WHAT YOU HAVE TO DO: Copy out each line exactly; pictures stay out of the copy.

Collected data
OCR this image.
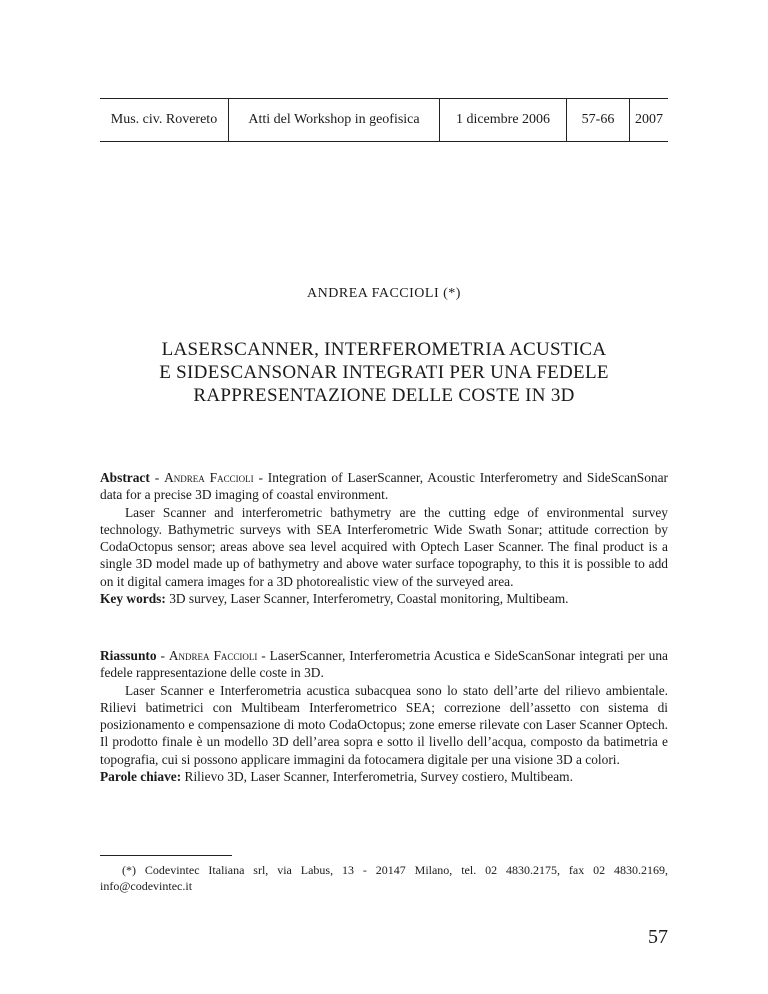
Mus. civ. Rovereto	Atti del Workshop in geofisica	1 dicembre 2006	57-66	2007
ANDREA FACCIOLI (*)
LASERSCANNER, INTERFEROMETRIA ACUSTICA
E SIDESCANSONAR INTEGRATI PER UNA FEDELE
RAPPRESENTAZIONE DELLE COSTE IN 3D

Abstract - Andrea Faccioli - Integration of LaserScanner, Acoustic Interferometry and SideScanSonar data for a precise 3D imaging of coastal environment.

Laser Scanner and interferometric bathymetry are the cutting edge of environmental survey technology. Bathymetric surveys with SEA Interferometric Wide Swath Sonar; attitude correction by CodaOctopus sensor; areas above sea level acquired with Optech Laser Scanner. The final product is a single 3D model made up of bathymetry and above water surface topography, to this it is possible to add on it digital camera images for a 3D photorealistic view of the surveyed area.

Key words: 3D survey, Laser Scanner, Interferometry, Coastal monitoring, Multibeam.

Riassunto - Andrea Faccioli - LaserScanner, Interferometria Acustica e SideScanSonar integrati per una fedele rappresentazione delle coste in 3D.

Laser Scanner e Interferometria acustica subacquea sono lo stato dell’arte del rilievo ambientale. Rilievi batimetrici con Multibeam Interferometrico SEA; correzione dell’assetto con sistema di posizionamento e compensazione di moto CodaOctopus; zone emerse rilevate con Laser Scanner Optech. Il prodotto finale è un modello 3D dell’area sopra e sotto il livello dell’acqua, composto da batimetria e topografia, cui si possono applicare immagini da fotocamera digitale per una visione 3D a colori.

Parole chiave: Rilievo 3D, Laser Scanner, Interferometria, Survey costiero, Multibeam.

(*) Codevintec Italiana srl, via Labus, 13 - 20147 Milano, tel. 02 4830.2175, fax 02 4830.2169, info@codevintec.it

57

THE ANSWER:
OCR this image.
Mus. civ. Rovereto	Atti del Workshop in geofisica	1 dicembre 2006	57-66	2007
ANDREA FACCIOLI (*)
LASERSCANNER, INTERFEROMETRIA ACUSTICA
E SIDESCANSONAR INTEGRATI PER UNA FEDELE
RAPPRESENTAZIONE DELLE COSTE IN 3D

Abstract - Andrea Faccioli - Integration of LaserScanner, Acoustic Interferometry and SideScanSonar data for a precise 3D imaging of coastal environment.

Laser Scanner and interferometric bathymetry are the cutting edge of environmental survey technology. Bathymetric surveys with SEA Interferometric Wide Swath Sonar; attitude correction by CodaOctopus sensor; areas above sea level acquired with Optech Laser Scanner. The final product is a single 3D model made up of bathymetry and above water surface topography, to this it is possible to add on it digital camera images for a 3D photorealistic view of the surveyed area.

Key words: 3D survey, Laser Scanner, Interferometry, Coastal monitoring, Multibeam.

Riassunto - Andrea Faccioli - LaserScanner, Interferometria Acustica e SideScanSonar integrati per una fedele rappresentazione delle coste in 3D.

Laser Scanner e Interferometria acustica subacquea sono lo stato dell’arte del rilievo ambientale. Rilievi batimetrici con Multibeam Interferometrico SEA; correzione dell’assetto con sistema di posizionamento e compensazione di moto CodaOctopus; zone emerse rilevate con Laser Scanner Optech. Il prodotto finale è un modello 3D dell’area sopra e sotto il livello dell’acqua, composto da batimetria e topografia, cui si possono applicare immagini da fotocamera digitale per una visione 3D a colori.

Parole chiave: Rilievo 3D, Laser Scanner, Interferometria, Survey costiero, Multibeam.

(*) Codevintec Italiana srl, via Labus, 13 - 20147 Milano, tel. 02 4830.2175, fax 02 4830.2169, info@codevintec.it

57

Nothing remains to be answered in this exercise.